#### Objective
Show all lines from the data that include the word "name".

(Records from a collection of figures)
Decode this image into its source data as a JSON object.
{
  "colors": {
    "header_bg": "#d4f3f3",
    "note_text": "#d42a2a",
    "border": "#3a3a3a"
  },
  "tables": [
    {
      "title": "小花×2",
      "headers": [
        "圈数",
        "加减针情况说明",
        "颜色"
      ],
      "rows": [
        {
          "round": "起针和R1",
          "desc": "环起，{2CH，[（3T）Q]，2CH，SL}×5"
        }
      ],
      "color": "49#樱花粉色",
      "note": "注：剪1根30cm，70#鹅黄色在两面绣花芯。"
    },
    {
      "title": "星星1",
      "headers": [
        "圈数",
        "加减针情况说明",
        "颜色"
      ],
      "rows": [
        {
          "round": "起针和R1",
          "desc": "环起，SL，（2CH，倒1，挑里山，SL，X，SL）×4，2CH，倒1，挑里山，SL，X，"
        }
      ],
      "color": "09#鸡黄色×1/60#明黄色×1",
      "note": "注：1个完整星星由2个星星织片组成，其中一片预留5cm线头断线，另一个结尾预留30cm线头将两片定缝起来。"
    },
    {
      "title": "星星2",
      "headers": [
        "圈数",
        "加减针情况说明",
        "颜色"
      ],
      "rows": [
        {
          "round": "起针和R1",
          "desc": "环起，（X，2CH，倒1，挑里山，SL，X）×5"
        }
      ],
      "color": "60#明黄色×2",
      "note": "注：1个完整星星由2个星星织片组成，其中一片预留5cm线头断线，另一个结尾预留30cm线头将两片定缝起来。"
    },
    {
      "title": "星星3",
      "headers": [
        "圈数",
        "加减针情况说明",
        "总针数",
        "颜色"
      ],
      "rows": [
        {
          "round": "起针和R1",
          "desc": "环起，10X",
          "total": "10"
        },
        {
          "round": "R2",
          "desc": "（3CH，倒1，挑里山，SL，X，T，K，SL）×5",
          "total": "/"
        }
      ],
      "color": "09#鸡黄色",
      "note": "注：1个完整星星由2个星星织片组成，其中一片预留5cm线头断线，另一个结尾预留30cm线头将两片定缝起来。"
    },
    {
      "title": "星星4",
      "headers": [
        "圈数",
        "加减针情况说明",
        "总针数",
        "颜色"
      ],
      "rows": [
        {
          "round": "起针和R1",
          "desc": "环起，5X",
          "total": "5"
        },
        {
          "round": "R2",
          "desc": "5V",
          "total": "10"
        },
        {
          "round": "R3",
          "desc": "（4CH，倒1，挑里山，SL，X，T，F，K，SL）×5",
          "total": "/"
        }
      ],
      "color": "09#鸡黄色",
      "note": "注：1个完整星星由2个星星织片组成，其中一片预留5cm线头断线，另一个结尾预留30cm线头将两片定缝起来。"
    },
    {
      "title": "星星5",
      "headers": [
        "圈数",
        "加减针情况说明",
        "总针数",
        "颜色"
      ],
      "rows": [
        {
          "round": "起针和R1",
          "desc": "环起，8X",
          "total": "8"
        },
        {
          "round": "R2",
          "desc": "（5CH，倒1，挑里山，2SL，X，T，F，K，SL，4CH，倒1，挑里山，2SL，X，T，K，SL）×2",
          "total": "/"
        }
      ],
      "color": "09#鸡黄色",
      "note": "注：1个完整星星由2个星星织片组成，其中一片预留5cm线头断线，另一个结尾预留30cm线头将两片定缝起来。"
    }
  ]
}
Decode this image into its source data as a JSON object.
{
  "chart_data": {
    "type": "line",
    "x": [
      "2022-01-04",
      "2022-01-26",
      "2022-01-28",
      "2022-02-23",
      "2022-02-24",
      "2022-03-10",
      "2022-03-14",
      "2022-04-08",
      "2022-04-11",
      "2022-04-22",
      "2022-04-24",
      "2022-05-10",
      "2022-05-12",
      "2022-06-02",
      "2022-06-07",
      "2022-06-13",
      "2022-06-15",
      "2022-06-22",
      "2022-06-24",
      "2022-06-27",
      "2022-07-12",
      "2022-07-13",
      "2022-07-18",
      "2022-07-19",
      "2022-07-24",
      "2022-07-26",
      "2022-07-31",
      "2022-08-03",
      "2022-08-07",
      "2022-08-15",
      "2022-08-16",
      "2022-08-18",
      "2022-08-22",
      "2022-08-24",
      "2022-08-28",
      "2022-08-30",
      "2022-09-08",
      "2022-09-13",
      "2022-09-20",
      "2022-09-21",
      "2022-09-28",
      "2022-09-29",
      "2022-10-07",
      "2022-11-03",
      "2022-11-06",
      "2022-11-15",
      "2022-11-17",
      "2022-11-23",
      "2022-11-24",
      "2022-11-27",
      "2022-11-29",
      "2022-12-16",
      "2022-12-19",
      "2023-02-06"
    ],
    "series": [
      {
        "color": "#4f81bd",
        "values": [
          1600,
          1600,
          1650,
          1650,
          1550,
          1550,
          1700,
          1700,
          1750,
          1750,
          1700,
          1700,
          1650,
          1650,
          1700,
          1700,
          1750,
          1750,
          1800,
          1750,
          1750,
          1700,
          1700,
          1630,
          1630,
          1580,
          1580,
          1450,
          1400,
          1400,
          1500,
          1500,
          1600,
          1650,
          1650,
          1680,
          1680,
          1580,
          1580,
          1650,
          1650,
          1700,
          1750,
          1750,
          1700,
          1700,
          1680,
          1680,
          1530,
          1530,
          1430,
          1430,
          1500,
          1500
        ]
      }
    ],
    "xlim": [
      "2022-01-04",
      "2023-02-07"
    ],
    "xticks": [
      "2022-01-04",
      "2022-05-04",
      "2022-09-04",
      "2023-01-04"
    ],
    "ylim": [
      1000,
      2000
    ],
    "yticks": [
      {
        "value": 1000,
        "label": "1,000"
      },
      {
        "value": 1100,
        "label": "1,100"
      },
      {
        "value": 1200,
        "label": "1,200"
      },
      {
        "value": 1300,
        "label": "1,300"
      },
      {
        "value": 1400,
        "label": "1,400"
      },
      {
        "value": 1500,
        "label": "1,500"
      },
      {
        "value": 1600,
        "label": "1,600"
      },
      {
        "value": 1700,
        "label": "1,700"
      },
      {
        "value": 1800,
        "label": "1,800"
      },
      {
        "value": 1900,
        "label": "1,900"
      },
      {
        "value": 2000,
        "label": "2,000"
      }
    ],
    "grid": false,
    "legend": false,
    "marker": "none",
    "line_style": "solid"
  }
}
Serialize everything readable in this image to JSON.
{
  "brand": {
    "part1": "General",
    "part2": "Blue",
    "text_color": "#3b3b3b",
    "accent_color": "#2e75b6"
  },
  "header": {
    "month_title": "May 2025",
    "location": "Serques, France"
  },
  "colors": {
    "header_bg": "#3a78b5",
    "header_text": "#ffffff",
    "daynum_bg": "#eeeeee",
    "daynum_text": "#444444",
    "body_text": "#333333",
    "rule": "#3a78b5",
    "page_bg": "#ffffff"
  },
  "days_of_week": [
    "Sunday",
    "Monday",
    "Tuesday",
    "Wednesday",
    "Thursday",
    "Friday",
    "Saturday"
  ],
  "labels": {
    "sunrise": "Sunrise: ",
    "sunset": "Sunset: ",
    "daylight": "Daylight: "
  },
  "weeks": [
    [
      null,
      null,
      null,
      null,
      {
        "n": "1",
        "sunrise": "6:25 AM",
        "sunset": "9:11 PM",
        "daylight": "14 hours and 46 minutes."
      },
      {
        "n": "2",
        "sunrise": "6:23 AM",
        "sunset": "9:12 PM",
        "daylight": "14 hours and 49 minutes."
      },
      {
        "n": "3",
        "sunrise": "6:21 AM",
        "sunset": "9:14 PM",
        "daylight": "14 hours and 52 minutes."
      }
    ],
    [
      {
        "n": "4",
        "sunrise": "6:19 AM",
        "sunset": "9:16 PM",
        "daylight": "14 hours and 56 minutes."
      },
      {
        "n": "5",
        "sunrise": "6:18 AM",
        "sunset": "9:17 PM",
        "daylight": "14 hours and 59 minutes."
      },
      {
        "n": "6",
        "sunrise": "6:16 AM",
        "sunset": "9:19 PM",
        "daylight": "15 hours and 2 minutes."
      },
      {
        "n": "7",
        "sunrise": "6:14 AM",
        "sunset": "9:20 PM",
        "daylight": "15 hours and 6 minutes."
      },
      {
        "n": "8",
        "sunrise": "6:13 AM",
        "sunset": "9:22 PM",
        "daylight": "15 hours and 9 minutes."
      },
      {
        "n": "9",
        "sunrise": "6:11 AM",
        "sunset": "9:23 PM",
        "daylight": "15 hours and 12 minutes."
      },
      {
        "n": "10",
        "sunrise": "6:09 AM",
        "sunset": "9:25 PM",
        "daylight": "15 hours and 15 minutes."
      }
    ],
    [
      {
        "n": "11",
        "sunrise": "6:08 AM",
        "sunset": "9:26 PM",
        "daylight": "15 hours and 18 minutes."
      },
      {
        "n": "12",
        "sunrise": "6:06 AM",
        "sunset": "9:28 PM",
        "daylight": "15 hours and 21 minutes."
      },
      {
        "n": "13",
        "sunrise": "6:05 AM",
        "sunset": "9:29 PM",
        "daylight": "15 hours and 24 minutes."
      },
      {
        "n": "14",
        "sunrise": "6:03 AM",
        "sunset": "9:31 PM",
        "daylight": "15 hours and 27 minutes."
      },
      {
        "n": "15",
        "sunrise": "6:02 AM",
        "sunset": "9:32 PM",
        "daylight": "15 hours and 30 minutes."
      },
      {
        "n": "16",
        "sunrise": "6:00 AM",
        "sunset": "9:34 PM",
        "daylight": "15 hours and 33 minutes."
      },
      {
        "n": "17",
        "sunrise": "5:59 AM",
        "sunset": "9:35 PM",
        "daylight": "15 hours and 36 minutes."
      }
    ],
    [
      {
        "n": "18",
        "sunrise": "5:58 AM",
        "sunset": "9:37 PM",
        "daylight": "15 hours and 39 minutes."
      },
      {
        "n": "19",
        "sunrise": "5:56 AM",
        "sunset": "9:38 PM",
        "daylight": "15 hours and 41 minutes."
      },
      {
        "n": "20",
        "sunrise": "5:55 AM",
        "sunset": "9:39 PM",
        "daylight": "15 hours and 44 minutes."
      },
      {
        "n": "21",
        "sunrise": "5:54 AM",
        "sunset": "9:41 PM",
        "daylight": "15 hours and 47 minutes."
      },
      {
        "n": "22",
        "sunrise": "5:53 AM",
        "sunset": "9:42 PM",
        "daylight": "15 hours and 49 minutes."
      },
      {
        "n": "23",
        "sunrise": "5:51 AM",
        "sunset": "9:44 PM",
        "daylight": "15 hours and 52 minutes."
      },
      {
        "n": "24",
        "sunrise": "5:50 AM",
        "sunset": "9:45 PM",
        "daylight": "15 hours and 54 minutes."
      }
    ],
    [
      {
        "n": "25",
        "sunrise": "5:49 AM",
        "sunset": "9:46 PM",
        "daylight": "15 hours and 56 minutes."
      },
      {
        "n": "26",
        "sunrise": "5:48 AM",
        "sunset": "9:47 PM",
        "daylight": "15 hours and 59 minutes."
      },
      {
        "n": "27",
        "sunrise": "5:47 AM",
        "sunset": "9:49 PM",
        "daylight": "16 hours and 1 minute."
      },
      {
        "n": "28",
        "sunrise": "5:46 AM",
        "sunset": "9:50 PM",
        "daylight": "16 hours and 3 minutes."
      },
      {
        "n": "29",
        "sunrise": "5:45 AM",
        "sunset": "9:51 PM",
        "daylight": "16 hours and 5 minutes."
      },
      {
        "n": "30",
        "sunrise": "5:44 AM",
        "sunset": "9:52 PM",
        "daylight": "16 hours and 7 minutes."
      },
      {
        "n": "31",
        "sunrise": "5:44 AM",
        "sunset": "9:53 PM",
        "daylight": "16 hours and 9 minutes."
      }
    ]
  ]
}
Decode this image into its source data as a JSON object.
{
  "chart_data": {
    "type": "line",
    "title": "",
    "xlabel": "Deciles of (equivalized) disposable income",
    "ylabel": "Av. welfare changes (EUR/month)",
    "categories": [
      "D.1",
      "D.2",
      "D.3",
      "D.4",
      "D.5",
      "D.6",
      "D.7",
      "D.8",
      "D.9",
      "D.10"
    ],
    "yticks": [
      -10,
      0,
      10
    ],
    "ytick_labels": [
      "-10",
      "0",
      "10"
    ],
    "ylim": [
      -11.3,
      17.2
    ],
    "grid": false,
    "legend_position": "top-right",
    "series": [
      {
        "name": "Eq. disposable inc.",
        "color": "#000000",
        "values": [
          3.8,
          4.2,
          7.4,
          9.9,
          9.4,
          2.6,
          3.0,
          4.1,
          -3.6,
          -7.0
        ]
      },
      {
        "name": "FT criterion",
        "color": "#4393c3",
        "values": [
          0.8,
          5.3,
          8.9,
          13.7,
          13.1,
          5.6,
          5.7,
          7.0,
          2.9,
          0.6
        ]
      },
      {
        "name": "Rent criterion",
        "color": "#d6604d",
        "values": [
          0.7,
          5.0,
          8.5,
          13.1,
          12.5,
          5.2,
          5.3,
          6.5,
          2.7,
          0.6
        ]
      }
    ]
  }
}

#### Problem solution
        "name": "Eq. disposable inc.",
        "name": "FT criterion",
        "name": "Rent criterion",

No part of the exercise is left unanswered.